__Document__:
============================================================

Au final, la Terre en Partage tentera donc de résoudre trois problématiques essentielles : répondre au manque de solutions d'hébergement pour les demandeurs d'asile ; pallier l'absence d'interactions entre les demandeurs d'asile et la population française ; et permettre aux réfugiés d'envisager sereinement un avenir professionnel dans notre pays. « Ce projet est une expérimentation. Si tout se passe comme prévu, on pourrait même imaginer un essaimage sur tout le territoire, soit par nous, soit par d'autres. » Pour les aider dans leur démarche, une équipe devrait être constituée, d'un professionnel du maraîchage, à plein temps, pour encadrer l'activité de production ; d'une assistance sociale, à temps partiel ; et d'un ou deux jeunes en service civique.

« Symboliser leur enracinement sur le sol français »

============================================================

__Consignes__:
1. Mettez à jour le passage du texte sur la Terre en Partage qui débute aux mots « Au final, la » et s'arrête après « en service civique. », en y remplaçant « maraîchage » par « jardinage ».
2. Répondez à ces questions à partir du texte sur la Terre en Partage.
(a) Combien de problématiques essentielles le projet tentera-t-il de résoudre ?
(b) Selon la citation, quel est le statut de ce projet ?
(c) À quel rythme l'assistance sociale interviendrait-elle ?
3. Rédigez la suite du texte sur la Terre en Partage, en développant la partie qui s'ouvre sur son dernier intertitre.
Les entrées n'ont aucun rôle ici.

Entrées de disposition spatiale

============================================================

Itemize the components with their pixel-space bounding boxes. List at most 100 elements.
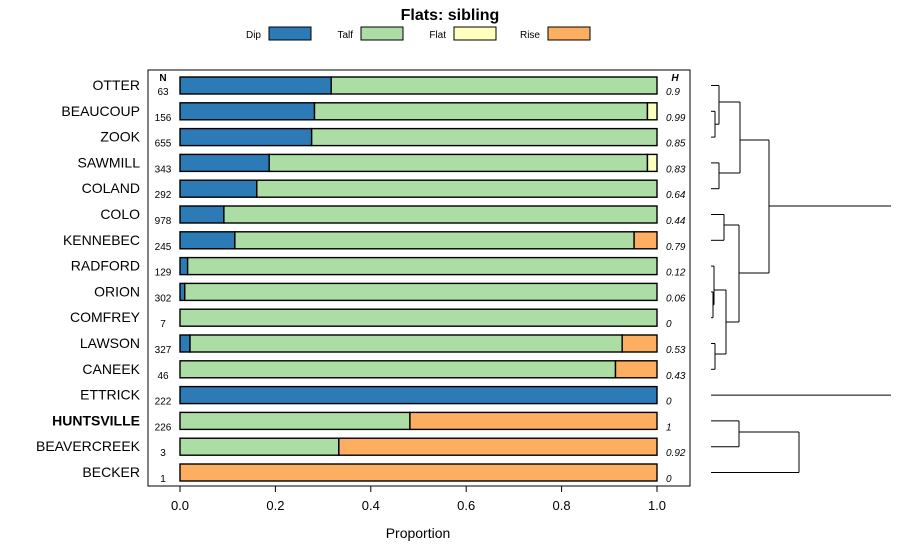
legend: Dip Talf Flat Rise [246,26,591,41]
chart-title: Flats: sibling [401,7,500,24]
bar-segment-flat [646,102,658,121]
bar-segment-talf [189,334,623,353]
bar-rows: N H OTTER 63 0.9 BEAUCOUP 156 0.99 ZOOK 655 0.85 SA… [36,73,686,485]
bar-row: BEAVERCREEK 3 0.92 [36,437,686,459]
bar-segment-talf [179,411,411,431]
bar-segment-talf [310,127,658,147]
category-label: LAWSON [80,335,140,351]
category-label: COMFREY [70,309,141,325]
h-value: 0.92 [666,448,686,459]
n-value: 46 [157,371,169,382]
n-value: 655 [155,139,172,150]
bar-segment-rise [409,411,658,431]
x-tick-label: 0.8 [553,498,571,513]
bar-segment-rise [179,463,658,482]
h-value: 0.64 [666,190,686,201]
bar-segment-talf [313,102,649,121]
h-column-header: H [671,73,679,84]
h-value: 0.43 [666,371,686,382]
bar-segment-dip [179,102,316,121]
bar-segment-talf [256,179,658,198]
category-label: ETTRICK [80,387,141,403]
bar-segment-talf [330,76,658,95]
h-value: 0.85 [666,139,686,150]
dendrogram [711,85,891,473]
n-value: 978 [155,216,172,227]
n-value: 3 [160,448,166,459]
bar-segment-dip [179,334,191,353]
h-value: 0.79 [666,242,686,253]
category-label: SAWMILL [78,154,141,170]
h-value: 0 [666,474,672,485]
legend-swatch [360,26,404,41]
x-tick-label: 0.0 [171,498,189,513]
bar-segment-dip [179,127,313,147]
n-value: 129 [155,268,172,279]
bar-segment-rise [338,437,658,456]
bar-segment-dip [179,282,186,302]
n-value: 245 [155,242,172,253]
x-axis: 0.0 0.2 0.4 0.6 0.8 1.0 [171,486,666,513]
category-label: BEAVERCREEK [36,438,141,454]
bar-row: CANEEK 46 0.43 [82,360,686,382]
legend-label: Flat [429,30,446,41]
bar-row: COLO 978 0.44 [100,205,686,227]
bar-segment-talf [268,153,649,173]
bar-row: BECKER 1 0 [82,463,672,485]
bar-row: KENNEBEC 245 0.79 [63,231,686,253]
bar-segment-talf [179,437,340,456]
h-value: 0.99 [666,113,686,124]
bar-segment-rise [621,334,658,353]
n-value: 292 [155,190,172,201]
n-value: 63 [157,87,169,98]
n-column-header: N [159,73,166,84]
legend-swatch [268,26,312,41]
bar-row: HUNTSVILLE 226 1 [52,411,672,433]
bar-segment-dip [179,205,225,224]
category-label: KENNEBEC [63,232,140,248]
h-value: 0.44 [666,216,686,227]
h-value: 0.12 [666,268,686,279]
bar-segment-talf [179,360,617,379]
legend-label: Dip [246,30,261,41]
category-label: COLO [100,206,140,222]
h-value: 0.83 [666,164,686,175]
bar-segment-talf [186,256,658,276]
bar-row: SAWMILL 343 0.83 [78,153,686,175]
h-value: 0.9 [666,87,680,98]
x-axis-label: Proportion [386,525,451,541]
bar-row: COMFREY 7 0 [70,308,672,330]
n-value: 343 [155,164,172,175]
category-label: ORION [94,283,140,299]
x-tick-label: 1.0 [648,498,666,513]
bar-row: OTTER 63 0.9 [93,76,680,98]
bar-row: COLAND 292 0.64 [82,179,686,201]
category-label: RADFORD [71,258,140,274]
legend-swatch [547,26,591,41]
h-value: 0 [666,319,672,330]
n-value: 7 [160,319,166,330]
bar-segment-dip [179,231,236,250]
bar-segment-dip [179,76,332,95]
category-label: BEAUCOUP [61,103,140,119]
n-value: 222 [155,397,172,408]
h-value: 0.06 [666,293,686,304]
category-label: BECKER [82,464,140,480]
legend-label: Rise [520,30,540,41]
bar-segment-rise [633,231,658,250]
category-label: CANEEK [82,361,140,377]
category-label: COLAND [82,180,140,196]
n-value: 226 [155,422,172,433]
bar-row: LAWSON 327 0.53 [80,334,686,356]
x-tick-label: 0.6 [457,498,475,513]
bar-segment-talf [234,231,635,250]
n-value: 327 [155,345,172,356]
n-value: 302 [155,293,172,304]
h-value: 1 [666,422,672,433]
h-value: 0.53 [666,345,686,356]
bar-row: BEAUCOUP 156 0.99 [61,102,686,124]
h-value: 0 [666,397,672,408]
x-tick-label: 0.2 [266,498,284,513]
bar-segment-talf [223,205,658,224]
bar-segment-dip [179,385,658,405]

============================================================

__Réponses fournies__:
1.
Au final, la Terre en Partage tentera donc de résoudre trois problématiques essentielles : répondre au manque de solutions d'hébergement pour les demandeurs d'asile ; pallier l'absence d'interactions entre les demandeurs d'asile et la population française ; et permettre aux réfugiés d'envisager sereinement un avenir professionnel dans notre pays. « Ce projet est une expérimentation. Si tout se passe comme prévu, on pourrait même imaginer un essaimage sur tout le territoire, soit par nous, soit par d'autres. » Pour les aider dans leur démarche, une équipe devrait être constituée, d'un professionnel du jardinage, à plein temps, pour encadrer l'activité de production ; d'une assistance sociale, à temps partiel ; et d'un ou deux jeunes en service civique.

2.
(a) Trois.
(b) Une expérimentation.
(c) À temps partiel.

3.
À ce jour, Clémence et Boris ont obtenu une ferme dans le village de Saint-Just-Le-Martel à 11 kilomètres de Limoges, mise à leur disposition par la fondation des Apprentis d'Auteuil qui en reste le propriétaire. Les travaux y ont déjà commencé (pour la partie hébergement et dans le jardin pour la mise en route de leur activité de maraîchage). Les premiers résidents sont attendus d’ici début 2018. Par ailleurs, une demande de statut OACAS, Organisme d'accueil communautaire et d'activités solidaires, est en cours. Elle permettra aux demandeurs d'asile de participer à des activités encadrées, à commencer par le maraîchage, et d'avoir accès à des cours de FLE (français langue étrangère), à des ateliers de préparation à la recherche d'emploi (rédaction d'un CV, démarches en ligne, actualisation au Pôle Emploi...), et enfin de pouvoir percevoir une indemnité. En attendant, le couple compte sur l'implication au projet d'associations telles que Singa, les Apprentis d'Auteuil et le Service jésuite des réfugiés (JRS).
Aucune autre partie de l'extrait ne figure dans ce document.